Extract to read:

%%

Generalization. Intelligence encompasses pattern recognition, natural language processing, knowledge representation, metacognition, planning, perception, analogical reasoning, creativity and many other aspects listed here. In order to describe a system whose behaviors exhibit properties of intelligence - the description itself can’t be specific to creativity, pattern recognition, planning or any of the other mentioned properties. We need to work on a higher level of abstraction whose special cases are those properties.
Internal model. All intelligent systems seem to have one thing in common: possession of an internal model of their environment, whose accuracy in modelling the said environment seems to be correlated with the degree of the intelligence of the corresponding system. Intelligent systems tend to organize and layer various hierarchical representations of the world in order to be more efficient at its internal simulation and thus prediction of its future states. Being tightly related to the notion of autopoiesis, these systems show a tendency not to only maintain themselves, but also to maintain their environment in a state which is compatible with their existence. One could consider these systems to be good regulators which strive to become isomorphic to the environment - whatever isomorphic might mean in this context.

%%

Supplied records:
%%

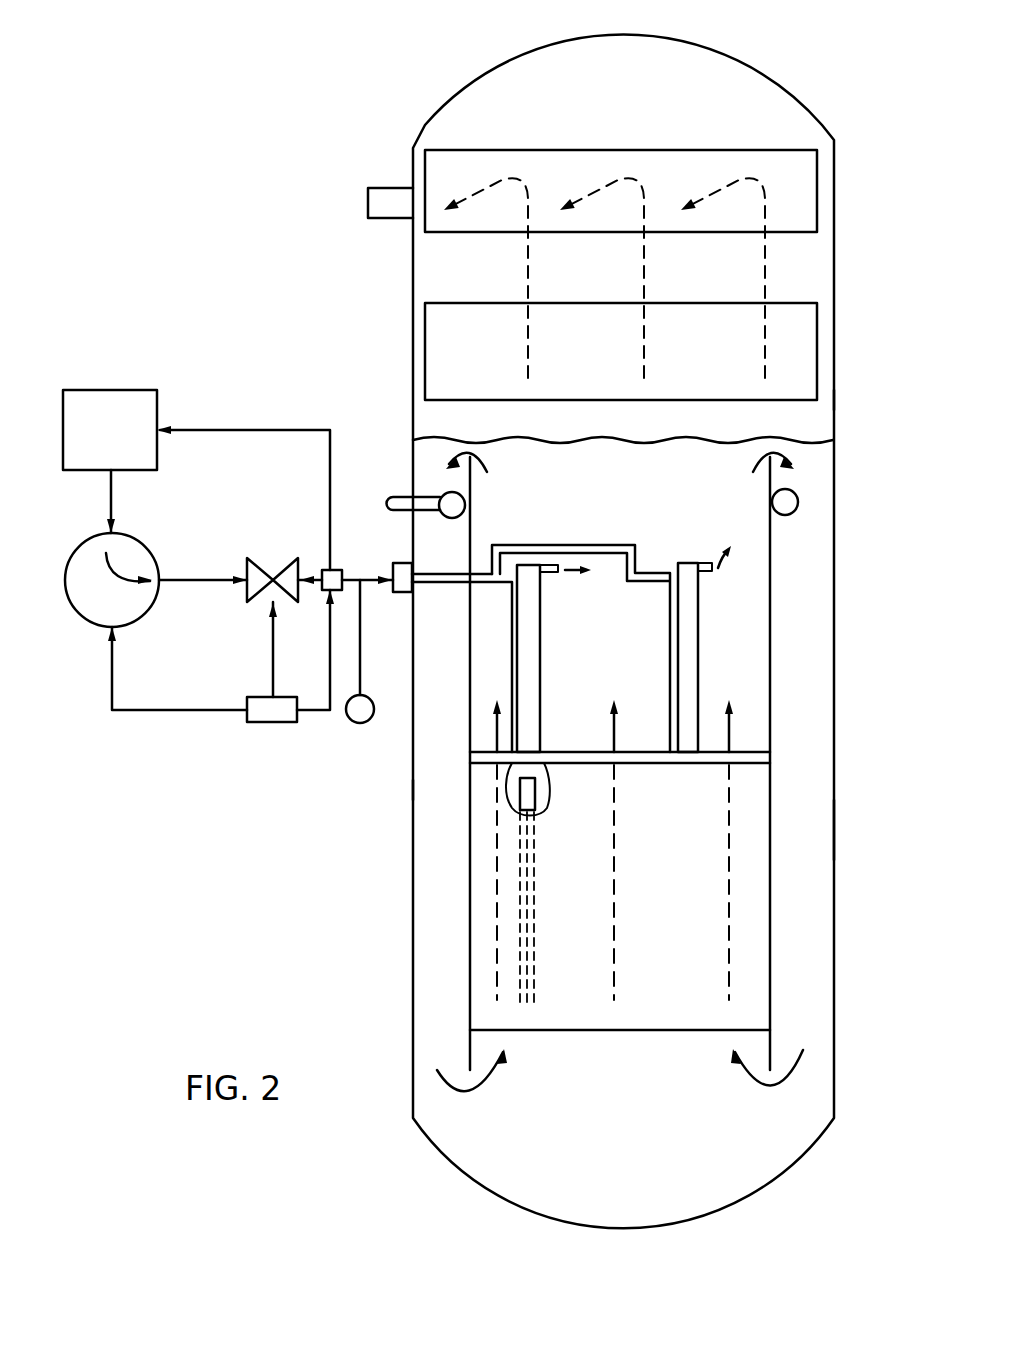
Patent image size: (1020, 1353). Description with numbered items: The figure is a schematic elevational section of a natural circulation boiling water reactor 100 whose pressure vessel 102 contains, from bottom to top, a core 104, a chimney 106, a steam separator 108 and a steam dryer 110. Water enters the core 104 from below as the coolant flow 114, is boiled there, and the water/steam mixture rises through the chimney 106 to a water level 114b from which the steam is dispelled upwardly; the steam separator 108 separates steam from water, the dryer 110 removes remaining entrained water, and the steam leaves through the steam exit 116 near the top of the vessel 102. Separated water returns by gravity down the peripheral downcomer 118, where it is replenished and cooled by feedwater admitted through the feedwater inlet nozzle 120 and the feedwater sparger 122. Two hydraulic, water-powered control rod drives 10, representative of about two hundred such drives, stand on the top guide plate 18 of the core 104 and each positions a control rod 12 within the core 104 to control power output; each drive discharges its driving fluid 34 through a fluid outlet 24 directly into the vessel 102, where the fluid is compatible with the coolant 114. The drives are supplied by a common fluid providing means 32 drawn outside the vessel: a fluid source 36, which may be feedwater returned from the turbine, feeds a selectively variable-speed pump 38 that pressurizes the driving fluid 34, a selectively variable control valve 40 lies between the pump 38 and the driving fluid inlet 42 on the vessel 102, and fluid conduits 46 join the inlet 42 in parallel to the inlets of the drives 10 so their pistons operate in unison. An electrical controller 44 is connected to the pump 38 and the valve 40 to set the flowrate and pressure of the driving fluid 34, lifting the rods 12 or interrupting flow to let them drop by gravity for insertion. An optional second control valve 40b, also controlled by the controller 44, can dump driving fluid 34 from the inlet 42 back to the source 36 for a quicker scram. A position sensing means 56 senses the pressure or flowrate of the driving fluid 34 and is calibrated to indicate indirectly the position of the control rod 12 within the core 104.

The natural circulation boiling water reactor 100 is at (786, 82).
The steam dryer 110 is at (818, 178).
The steam separator 108 is at (818, 330).
The pressure vessel 102 is at (834, 400).
The water level 114b is at (822, 434).
The feedwater sparger 122 is at (798, 500).
The chimney 106 is at (771, 560).
The core 104 is at (771, 836).
The steam exit 116 is at (385, 188).
The feedwater inlet nozzle 120 is at (405, 497).
The peripheral downcomer 118 is at (437, 787).
The coolant flow 114 is at (488, 1098).
The top guide plate 18 is at (756, 752).
The hydraulic control rod drive 10 is at (666, 656).
The control rod 12 is at (537, 803).
The fluid outlet 24 is at (548, 574).
The fluid conduits 46 is at (515, 543).
The driving fluid inlet 42 is at (403, 592).
The control valve 40 is at (273, 558).
The second control valve 40b is at (340, 570).
The fluid source 36 is at (108, 390).
The variable-speed pump 38 is at (154, 546).
The driving fluid 34 is at (118, 577).
The fluid providing means 32 is at (155, 712).
The electrical controller 44 is at (282, 722).
The position sensing means 56 is at (365, 723).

%%

Copy the passage on intelligent systems from "Internal model. All" to "in this context.", swapping "autopoiesis" for "self-production".

Written response:
Internal model. All intelligent systems seem to have one thing in common: possession of an internal model of their environment, whose accuracy in modelling the said environment seems to be correlated with the degree of the intelligence of the corresponding system. Intelligent systems tend to organize and layer various hierarchical representations of the world in order to be more efficient at its internal simulation and thus prediction of its future states. Being tightly related to the notion of self-production, these systems show a tendency not to only maintain themselves, but also to maintain their environment in a state which is compatible with their existence. One could consider these systems to be good regulators which strive to become isomorphic to the environment - whatever isomorphic might mean in this context.